→ TASK DIRECTIONS: Output all lines exactly, with nothing added or dropped.

→ ENTRIES SHOWN:
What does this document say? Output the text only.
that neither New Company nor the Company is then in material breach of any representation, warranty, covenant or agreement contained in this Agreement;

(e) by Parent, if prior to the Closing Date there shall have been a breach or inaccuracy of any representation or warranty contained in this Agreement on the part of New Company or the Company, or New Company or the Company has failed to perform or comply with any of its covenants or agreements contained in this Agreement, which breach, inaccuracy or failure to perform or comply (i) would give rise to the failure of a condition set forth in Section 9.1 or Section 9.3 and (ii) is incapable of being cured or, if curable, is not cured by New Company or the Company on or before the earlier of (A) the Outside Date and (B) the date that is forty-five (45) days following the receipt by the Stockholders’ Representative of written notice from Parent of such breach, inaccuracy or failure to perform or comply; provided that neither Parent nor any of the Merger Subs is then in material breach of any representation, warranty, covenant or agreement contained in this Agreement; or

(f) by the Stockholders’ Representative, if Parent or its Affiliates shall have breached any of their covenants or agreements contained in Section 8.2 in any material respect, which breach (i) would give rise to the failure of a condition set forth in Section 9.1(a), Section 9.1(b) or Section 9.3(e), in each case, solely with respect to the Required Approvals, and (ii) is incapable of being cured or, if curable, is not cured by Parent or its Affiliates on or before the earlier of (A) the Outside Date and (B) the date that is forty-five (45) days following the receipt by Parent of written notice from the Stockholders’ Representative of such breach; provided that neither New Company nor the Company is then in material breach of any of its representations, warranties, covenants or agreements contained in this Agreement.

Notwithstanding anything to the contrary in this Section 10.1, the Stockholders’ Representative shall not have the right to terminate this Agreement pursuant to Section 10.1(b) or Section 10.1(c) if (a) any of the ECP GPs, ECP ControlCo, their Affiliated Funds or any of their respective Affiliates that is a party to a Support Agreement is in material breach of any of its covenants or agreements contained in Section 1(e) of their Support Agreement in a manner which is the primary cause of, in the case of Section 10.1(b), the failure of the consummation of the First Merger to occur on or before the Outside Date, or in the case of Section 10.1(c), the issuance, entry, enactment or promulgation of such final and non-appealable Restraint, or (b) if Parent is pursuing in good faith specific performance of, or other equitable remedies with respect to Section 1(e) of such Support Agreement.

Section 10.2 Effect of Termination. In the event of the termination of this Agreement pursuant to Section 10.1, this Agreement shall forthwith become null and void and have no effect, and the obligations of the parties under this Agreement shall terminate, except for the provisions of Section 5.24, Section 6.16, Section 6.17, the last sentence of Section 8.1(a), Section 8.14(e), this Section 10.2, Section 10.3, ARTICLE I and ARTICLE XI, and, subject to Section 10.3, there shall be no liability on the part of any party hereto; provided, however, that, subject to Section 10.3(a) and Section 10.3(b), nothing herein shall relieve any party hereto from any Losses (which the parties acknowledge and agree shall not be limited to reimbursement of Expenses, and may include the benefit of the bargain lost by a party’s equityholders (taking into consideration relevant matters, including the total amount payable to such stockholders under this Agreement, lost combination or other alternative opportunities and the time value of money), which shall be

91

→ RESPONSE TO THIS EXERCISE:
What does this document say? Output the text only.
that neither New Company nor the Company is then in material breach of any representation, warranty, covenant or agreement contained in this Agreement;

(e) by Parent, if prior to the Closing Date there shall have been a breach or inaccuracy of any representation or warranty contained in this Agreement on the part of New Company or the Company, or New Company or the Company has failed to perform or comply with any of its covenants or agreements contained in this Agreement, which breach, inaccuracy or failure to perform or comply (i) would give rise to the failure of a condition set forth in Section 9.1 or Section 9.3 and (ii) is incapable of being cured or, if curable, is not cured by New Company or the Company on or before the earlier of (A) the Outside Date and (B) the date that is forty-five (45) days following the receipt by the Stockholders’ Representative of written notice from Parent of such breach, inaccuracy or failure to perform or comply; provided that neither Parent nor any of the Merger Subs is then in material breach of any representation, warranty, covenant or agreement contained in this Agreement; or

(f) by the Stockholders’ Representative, if Parent or its Affiliates shall have breached any of their covenants or agreements contained in Section 8.2 in any material respect, which breach (i) would give rise to the failure of a condition set forth in Section 9.1(a), Section 9.1(b) or Section 9.3(e), in each case, solely with respect to the Required Approvals, and (ii) is incapable of being cured or, if curable, is not cured by Parent or its Affiliates on or before the earlier of (A) the Outside Date and (B) the date that is forty-five (45) days following the receipt by Parent of written notice from the Stockholders’ Representative of such breach; provided that neither New Company nor the Company is then in material breach of any of its representations, warranties, covenants or agreements contained in this Agreement.

Notwithstanding anything to the contrary in this Section 10.1, the Stockholders’ Representative shall not have the right to terminate this Agreement pursuant to Section 10.1(b) or Section 10.1(c) if (a) any of the ECP GPs, ECP ControlCo, their Affiliated Funds or any of their respective Affiliates that is a party to a Support Agreement is in material breach of any of its covenants or agreements contained in Section 1(e) of their Support Agreement in a manner which is the primary cause of, in the case of Section 10.1(b), the failure of the consummation of the First Merger to occur on or before the Outside Date, or in the case of Section 10.1(c), the issuance, entry, enactment or promulgation of such final and non-appealable Restraint, or (b) if Parent is pursuing in good faith specific performance of, or other equitable remedies with respect to Section 1(e) of such Support Agreement.

Section 10.2 Effect of Termination. In the event of the termination of this Agreement pursuant to Section 10.1, this Agreement shall forthwith become null and void and have no effect, and the obligations of the parties under this Agreement shall terminate, except for the provisions of Section 5.24, Section 6.16, Section 6.17, the last sentence of Section 8.1(a), Section 8.14(e), this Section 10.2, Section 10.3, ARTICLE I and ARTICLE XI, and, subject to Section 10.3, there shall be no liability on the part of any party hereto; provided, however, that, subject to Section 10.3(a) and Section 10.3(b), nothing herein shall relieve any party hereto from any Losses (which the parties acknowledge and agree shall not be limited to reimbursement of Expenses, and may include the benefit of the bargain lost by a party’s equityholders (taking into consideration relevant matters, including the total amount payable to such stockholders under this Agreement, lost combination or other alternative opportunities and the time value of money), which shall be

91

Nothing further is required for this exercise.